## Begin

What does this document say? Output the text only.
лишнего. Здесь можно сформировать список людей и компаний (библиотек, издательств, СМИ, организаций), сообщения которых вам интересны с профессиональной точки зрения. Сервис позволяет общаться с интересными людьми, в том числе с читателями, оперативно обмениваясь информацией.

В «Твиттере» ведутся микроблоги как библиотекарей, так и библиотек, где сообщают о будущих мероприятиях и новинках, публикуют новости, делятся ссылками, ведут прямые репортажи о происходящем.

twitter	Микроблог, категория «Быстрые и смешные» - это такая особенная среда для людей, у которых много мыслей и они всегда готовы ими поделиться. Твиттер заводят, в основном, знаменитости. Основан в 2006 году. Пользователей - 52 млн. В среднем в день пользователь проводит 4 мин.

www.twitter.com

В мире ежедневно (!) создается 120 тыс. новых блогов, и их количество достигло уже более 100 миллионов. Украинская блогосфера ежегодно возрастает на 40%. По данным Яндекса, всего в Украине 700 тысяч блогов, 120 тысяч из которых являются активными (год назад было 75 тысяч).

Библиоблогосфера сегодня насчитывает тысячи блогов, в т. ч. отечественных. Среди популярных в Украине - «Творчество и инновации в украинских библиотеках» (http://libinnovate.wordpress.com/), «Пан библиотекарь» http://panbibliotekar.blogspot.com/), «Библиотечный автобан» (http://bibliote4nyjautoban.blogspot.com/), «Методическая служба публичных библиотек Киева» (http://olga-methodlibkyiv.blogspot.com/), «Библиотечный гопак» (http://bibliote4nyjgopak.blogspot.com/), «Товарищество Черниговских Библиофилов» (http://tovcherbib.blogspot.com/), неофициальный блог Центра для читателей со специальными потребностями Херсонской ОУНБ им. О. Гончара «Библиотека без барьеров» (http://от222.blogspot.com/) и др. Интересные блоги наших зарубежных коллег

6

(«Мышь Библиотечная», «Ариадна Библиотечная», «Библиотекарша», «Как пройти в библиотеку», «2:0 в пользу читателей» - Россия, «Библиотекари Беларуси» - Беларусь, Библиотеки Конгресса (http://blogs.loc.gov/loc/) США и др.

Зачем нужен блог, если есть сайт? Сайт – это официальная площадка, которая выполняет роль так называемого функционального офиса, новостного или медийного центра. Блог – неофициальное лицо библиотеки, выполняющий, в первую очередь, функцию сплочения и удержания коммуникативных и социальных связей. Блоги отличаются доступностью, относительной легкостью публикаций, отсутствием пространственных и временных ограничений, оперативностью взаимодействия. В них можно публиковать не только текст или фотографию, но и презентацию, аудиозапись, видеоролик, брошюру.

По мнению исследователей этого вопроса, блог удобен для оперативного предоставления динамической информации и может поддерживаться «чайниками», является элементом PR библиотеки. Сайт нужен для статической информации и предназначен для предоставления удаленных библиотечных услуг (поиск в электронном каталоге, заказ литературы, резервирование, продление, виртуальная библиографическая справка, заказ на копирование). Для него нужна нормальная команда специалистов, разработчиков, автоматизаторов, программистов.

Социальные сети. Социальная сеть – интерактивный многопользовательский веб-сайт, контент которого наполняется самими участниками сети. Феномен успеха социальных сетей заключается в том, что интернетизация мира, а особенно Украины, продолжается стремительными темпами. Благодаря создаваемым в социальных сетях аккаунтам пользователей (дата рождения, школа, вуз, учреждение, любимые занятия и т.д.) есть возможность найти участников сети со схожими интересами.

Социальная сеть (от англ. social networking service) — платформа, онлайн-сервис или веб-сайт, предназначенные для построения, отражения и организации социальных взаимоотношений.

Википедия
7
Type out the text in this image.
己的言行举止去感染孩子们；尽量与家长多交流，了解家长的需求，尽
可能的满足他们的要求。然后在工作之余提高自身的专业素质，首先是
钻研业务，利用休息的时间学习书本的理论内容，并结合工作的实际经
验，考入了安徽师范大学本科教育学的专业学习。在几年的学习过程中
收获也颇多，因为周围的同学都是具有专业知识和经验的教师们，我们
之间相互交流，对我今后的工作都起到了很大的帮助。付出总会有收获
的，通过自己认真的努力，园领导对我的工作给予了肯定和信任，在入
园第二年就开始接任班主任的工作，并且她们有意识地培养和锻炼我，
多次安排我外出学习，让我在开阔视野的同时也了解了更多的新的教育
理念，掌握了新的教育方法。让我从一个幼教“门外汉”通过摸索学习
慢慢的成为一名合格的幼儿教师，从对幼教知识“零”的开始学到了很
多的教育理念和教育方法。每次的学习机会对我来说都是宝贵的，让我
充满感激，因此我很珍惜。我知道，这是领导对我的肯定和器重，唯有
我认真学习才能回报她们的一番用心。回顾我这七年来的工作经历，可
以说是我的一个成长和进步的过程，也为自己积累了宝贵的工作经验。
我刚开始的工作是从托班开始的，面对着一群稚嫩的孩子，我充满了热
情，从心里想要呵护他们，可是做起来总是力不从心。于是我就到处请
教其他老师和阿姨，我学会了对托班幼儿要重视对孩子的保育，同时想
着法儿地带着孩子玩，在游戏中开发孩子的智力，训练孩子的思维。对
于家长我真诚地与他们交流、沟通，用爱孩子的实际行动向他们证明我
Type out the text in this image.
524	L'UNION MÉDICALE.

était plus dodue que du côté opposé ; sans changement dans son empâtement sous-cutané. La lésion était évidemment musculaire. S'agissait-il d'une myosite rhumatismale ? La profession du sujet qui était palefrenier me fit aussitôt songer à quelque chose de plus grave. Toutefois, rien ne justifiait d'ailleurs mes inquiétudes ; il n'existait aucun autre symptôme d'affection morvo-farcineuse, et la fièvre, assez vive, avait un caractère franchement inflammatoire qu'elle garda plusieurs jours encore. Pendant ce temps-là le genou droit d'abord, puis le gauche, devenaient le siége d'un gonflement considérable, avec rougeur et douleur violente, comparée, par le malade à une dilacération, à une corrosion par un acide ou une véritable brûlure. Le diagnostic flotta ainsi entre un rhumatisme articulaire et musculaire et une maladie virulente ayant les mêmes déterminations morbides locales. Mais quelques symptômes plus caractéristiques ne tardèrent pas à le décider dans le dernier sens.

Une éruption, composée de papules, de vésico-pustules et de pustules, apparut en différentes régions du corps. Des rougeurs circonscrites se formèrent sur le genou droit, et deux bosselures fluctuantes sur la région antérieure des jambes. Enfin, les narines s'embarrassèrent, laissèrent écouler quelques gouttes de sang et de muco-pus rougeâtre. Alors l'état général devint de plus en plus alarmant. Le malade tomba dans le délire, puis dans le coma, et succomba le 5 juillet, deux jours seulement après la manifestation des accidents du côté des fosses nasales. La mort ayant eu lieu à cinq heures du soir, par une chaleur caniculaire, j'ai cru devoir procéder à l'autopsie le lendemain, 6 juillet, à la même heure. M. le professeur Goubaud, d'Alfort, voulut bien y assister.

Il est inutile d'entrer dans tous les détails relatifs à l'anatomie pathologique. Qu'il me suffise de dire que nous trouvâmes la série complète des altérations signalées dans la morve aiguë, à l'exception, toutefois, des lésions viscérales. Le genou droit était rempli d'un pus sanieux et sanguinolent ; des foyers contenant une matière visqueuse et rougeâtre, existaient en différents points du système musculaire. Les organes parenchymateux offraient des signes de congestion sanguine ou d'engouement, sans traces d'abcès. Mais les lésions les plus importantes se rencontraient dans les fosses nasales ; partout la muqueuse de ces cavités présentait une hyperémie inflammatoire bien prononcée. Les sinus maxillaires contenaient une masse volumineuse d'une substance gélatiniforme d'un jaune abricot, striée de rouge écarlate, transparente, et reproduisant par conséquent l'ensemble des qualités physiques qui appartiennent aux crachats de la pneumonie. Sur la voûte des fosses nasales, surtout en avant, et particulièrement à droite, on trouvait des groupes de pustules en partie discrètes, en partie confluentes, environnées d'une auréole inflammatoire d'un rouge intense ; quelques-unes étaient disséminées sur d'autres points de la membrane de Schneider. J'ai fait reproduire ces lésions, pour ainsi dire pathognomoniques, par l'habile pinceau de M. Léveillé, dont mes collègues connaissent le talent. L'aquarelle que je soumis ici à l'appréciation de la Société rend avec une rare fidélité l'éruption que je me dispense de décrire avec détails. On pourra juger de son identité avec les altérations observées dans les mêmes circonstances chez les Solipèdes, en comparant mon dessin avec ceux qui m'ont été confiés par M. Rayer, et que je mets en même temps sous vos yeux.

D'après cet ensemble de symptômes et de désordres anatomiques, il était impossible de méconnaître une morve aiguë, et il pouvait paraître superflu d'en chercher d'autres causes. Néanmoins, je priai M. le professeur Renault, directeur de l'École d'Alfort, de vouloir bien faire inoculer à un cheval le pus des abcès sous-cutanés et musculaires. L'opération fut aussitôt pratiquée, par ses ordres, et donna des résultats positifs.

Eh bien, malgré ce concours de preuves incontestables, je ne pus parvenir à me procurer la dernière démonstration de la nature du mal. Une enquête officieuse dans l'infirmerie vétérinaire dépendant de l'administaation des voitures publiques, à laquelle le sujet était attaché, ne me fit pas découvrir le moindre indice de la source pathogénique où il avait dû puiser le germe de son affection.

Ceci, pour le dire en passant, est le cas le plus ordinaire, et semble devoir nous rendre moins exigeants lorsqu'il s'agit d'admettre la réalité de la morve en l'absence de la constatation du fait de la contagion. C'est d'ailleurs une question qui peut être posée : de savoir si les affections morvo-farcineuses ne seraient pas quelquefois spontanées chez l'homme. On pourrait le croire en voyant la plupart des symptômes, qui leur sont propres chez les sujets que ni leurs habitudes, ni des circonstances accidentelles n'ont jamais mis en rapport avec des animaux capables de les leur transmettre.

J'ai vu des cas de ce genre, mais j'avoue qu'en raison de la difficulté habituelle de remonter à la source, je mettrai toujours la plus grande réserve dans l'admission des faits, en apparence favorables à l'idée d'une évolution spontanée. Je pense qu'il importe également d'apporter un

## End

__STATED PROBLEM__. Filter the entries down to the lines with the word "source" in them.

__FULL OUTPUT__.
Eh bien, malgré ce concours de preuves incontestables, je ne pus parvenir à me procurer la dernière démonstration de la nature du mal. Une enquête officieuse dans l'infirmerie vétérinaire dépendant de l'administaation des voitures publiques, à laquelle le sujet était attaché, ne me fit pas découvrir le moindre indice de la source pathogénique où il avait dû puiser le germe de son affection.
J'ai vu des cas de ce genre, mais j'avoue qu'en raison de la difficulté habituelle de remonter à la source, je mettrai toujours la plus grande réserve dans l'admission des faits, en apparence favorables à l'idée d'une évolution spontanée. Je pense qu'il importe également d'apporter un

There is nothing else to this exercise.